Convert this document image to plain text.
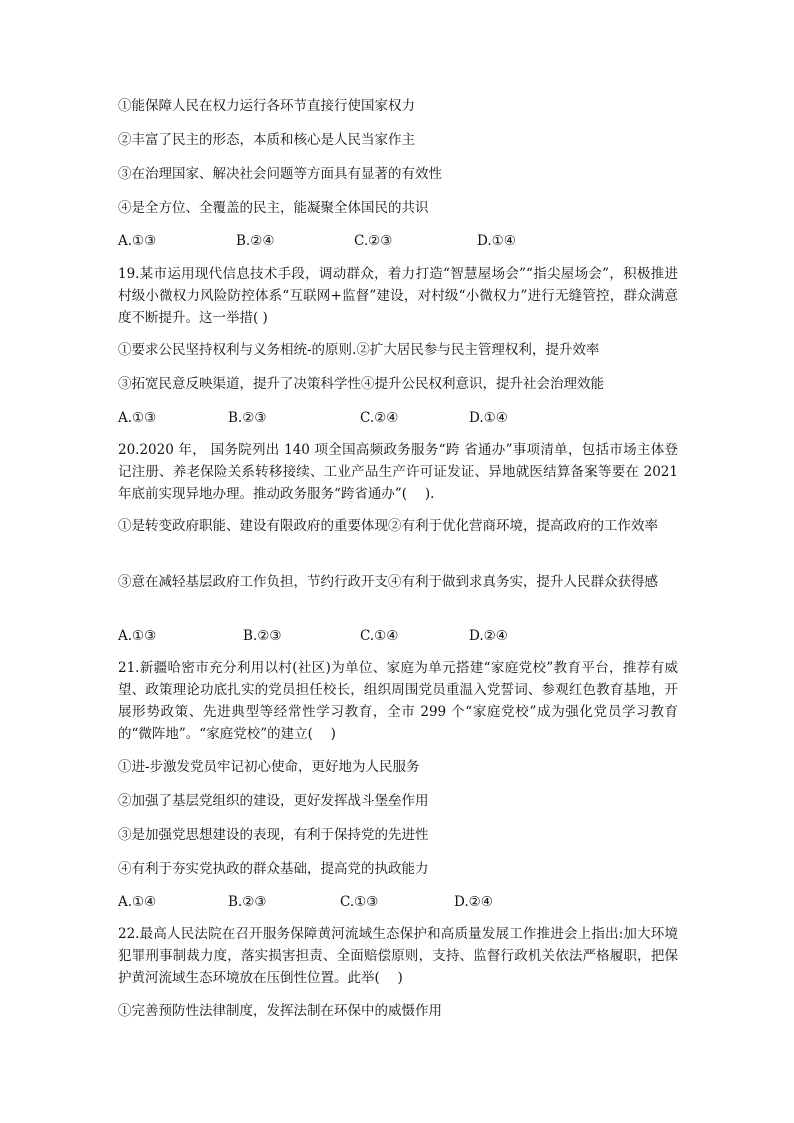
①能保障人民在权力运行各环节直接行使国家权力

②丰富了民主的形态，本质和核心是人民当家作主

③在治理国家、解决社会问题等方面具有显著的有效性

④是全方位、全覆盖的民主，能凝聚全体国民的共识

A.①③	B.②④	C.②③	D.①④

19.某市运用现代信息技术手段，调动群众，着力打造“智慧屋场会”“指尖屋场会”，积极推进村级小微权力风险防控体系“互联网+监督”建设，对村级“小微权力”进行无缝管控，群众满意度不断提升。这一举措( )

①要求公民坚持权利与义务相统-的原则.②扩大居民参与民主管理权利，提升效率

③拓宽民意反映渠道，提升了决策科学性④提升公民权利意识，提升社会治理效能

A.①③	B.②③	C.②④	D.①④

20.2020 年， 国务院列出 140 项全国高频政务服务“跨 省通办”事项清单，包括市场主体登记注册、养老保险关系转移接续、工业产品生产许可证发证、异地就医结算备案等要在 2021 年底前实现异地办理。推动政务服务“跨省通办”(　 ).

①是转变政府职能、建设有限政府的重要体现②有利于优化营商环境，提高政府的工作效率

③意在减轻基层政府工作负担，节约行政开支④有利于做到求真务实，提升人民群众获得感

A.①③	B.②③	C.①④	D.②④

21.新疆哈密市充分利用以村(社区)为单位、家庭为单元搭建“家庭党校”教育平台，推荐有威望、政策理论功底扎实的党员担任校长，组织周围党员重温入党誓词、参观红色教育基地，开展形势政策、先进典型等经常性学习教育，全市 299 个“家庭党校”成为强化党员学习教育的“微阵地”。“家庭党校”的建立(　 )

①进-步激发党员牢记初心使命，更好地为人民服务

②加强了基层党组织的建设，更好发挥战斗堡垒作用

③是加强党思想建设的表现，有利于保持党的先进性

④有利于夯实党执政的群众基础，提高党的执政能力

A.①④	B.②③	C.①③	D.②④

22.最高人民法院在召开服务保障黄河流域生态保护和高质量发展工作推进会上指出:加大环境犯罪刑事制裁力度，落实损害担责、全面赔偿原则，支持、监督行政机关依法严格履职，把保护黄河流域生态环境放在压倒性位置。此举(　 )

①完善预防性法律制度，发挥法制在环保中的威慑作用
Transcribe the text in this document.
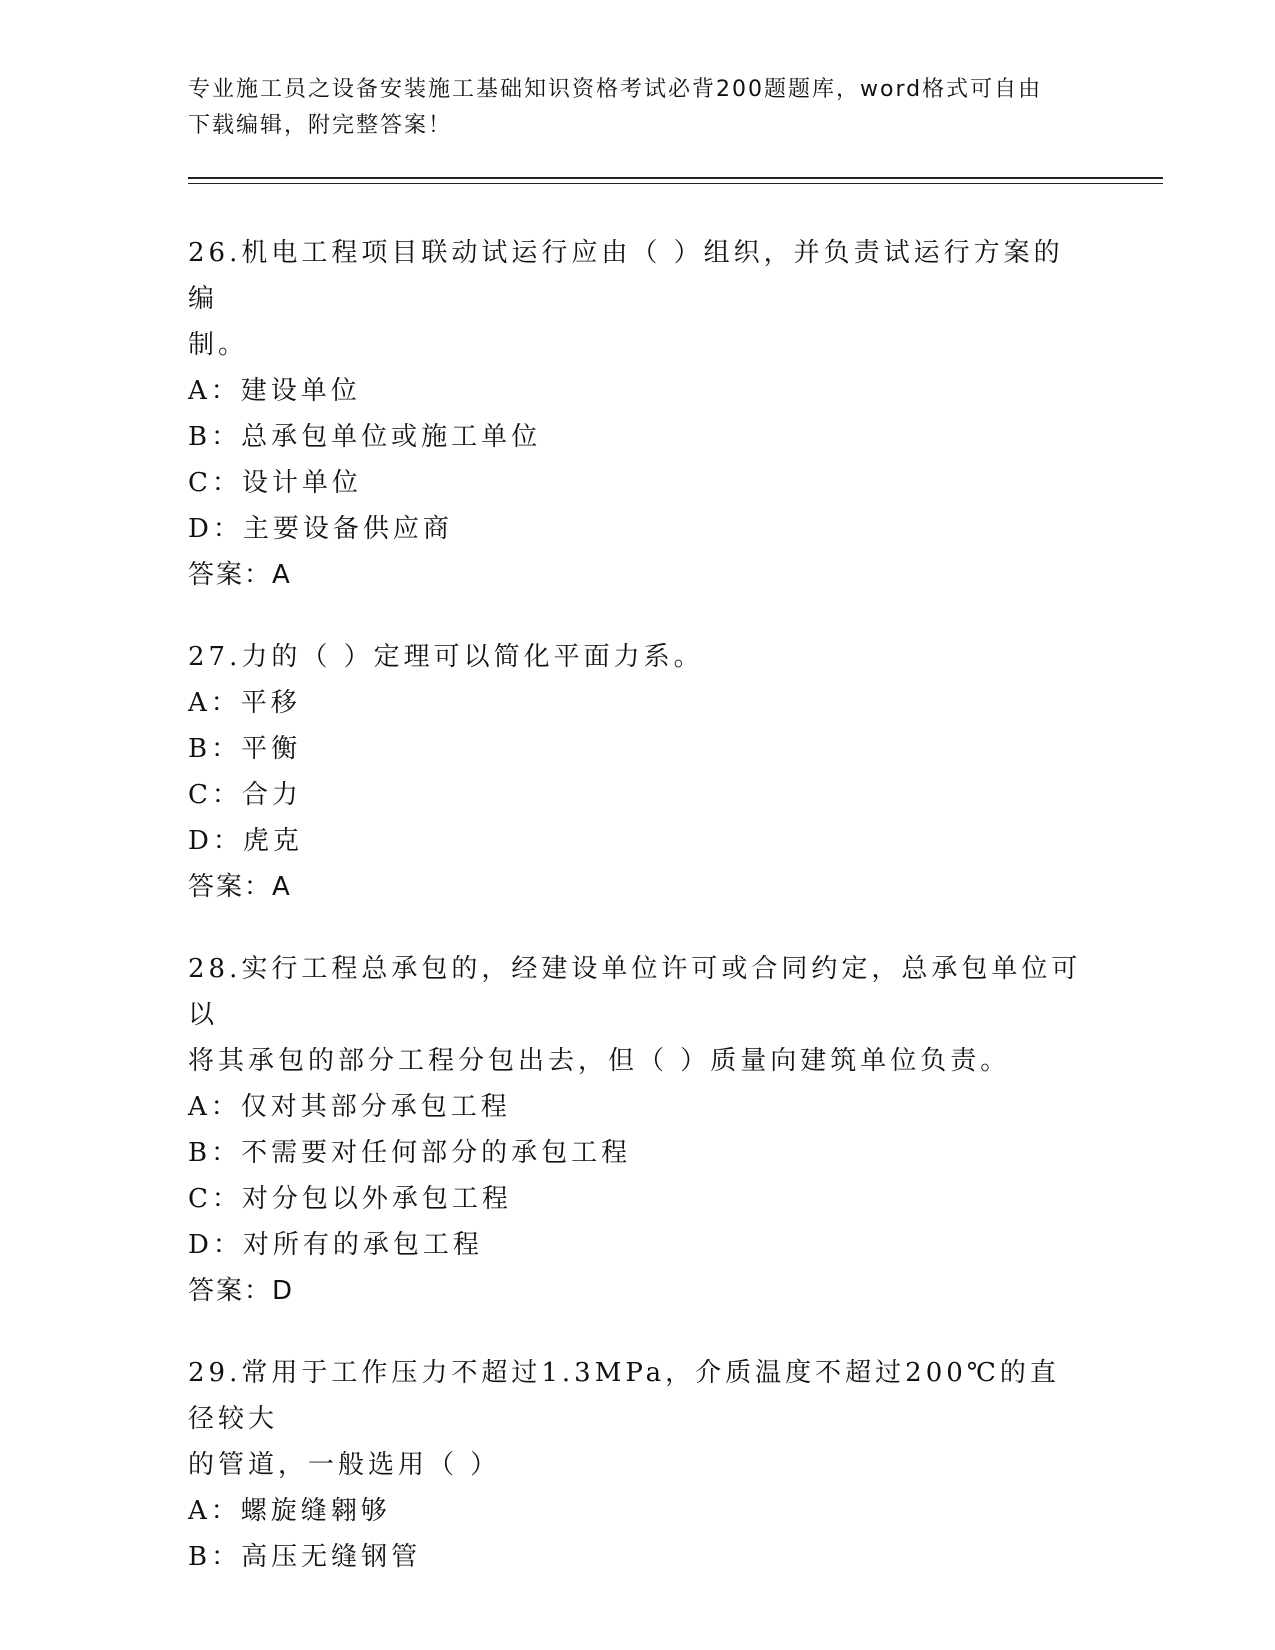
专业施工员之设备安装施工基础知识资格考试必背200题题库，word格式可自由
下载编辑，附完整答案！
26.机电工程项目联动试运行应由（ ）组织，并负责试运行方案的编
制。
A：建设单位
B：总承包单位或施工单位
C：设计单位
D：主要设备供应商
答案：A
27.力的（ ）定理可以简化平面力系。
A：平移
B：平衡
C：合力
D：虎克
答案：A
28.实行工程总承包的，经建设单位许可或合同约定，总承包单位可以
将其承包的部分工程分包出去，但（ ）质量向建筑单位负责。
A：仅对其部分承包工程
B：不需要对任何部分的承包工程
C：对分包以外承包工程
D：对所有的承包工程
答案：D
29.常用于工作压力不超过1.3MPa，介质温度不超过200℃的直径较大
的管道，一般选用（ ）
A：螺旋缝翱够
B：高压无缝钢管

──────

◆ EXERCISE INSTRUCTIONS
Word for word, restate the lines from the one containing "Transcribe the text in this document." through the end of the listing, and nothing more. Skip the pictures.

◆ RESULT OF THE EXERCISE
Transcribe the text in this document.
专业施工员之设备安装施工基础知识资格考试必背200题题库，word格式可自由
下载编辑，附完整答案！
26.机电工程项目联动试运行应由（ ）组织，并负责试运行方案的编
制。
A：建设单位
B：总承包单位或施工单位
C：设计单位
D：主要设备供应商
答案：A
27.力的（ ）定理可以简化平面力系。
A：平移
B：平衡
C：合力
D：虎克
答案：A
28.实行工程总承包的，经建设单位许可或合同约定，总承包单位可以
将其承包的部分工程分包出去，但（ ）质量向建筑单位负责。
A：仅对其部分承包工程
B：不需要对任何部分的承包工程
C：对分包以外承包工程
D：对所有的承包工程
答案：D
29.常用于工作压力不超过1.3MPa，介质温度不超过200℃的直径较大
的管道，一般选用（ ）
A：螺旋缝翱够
B：高压无缝钢管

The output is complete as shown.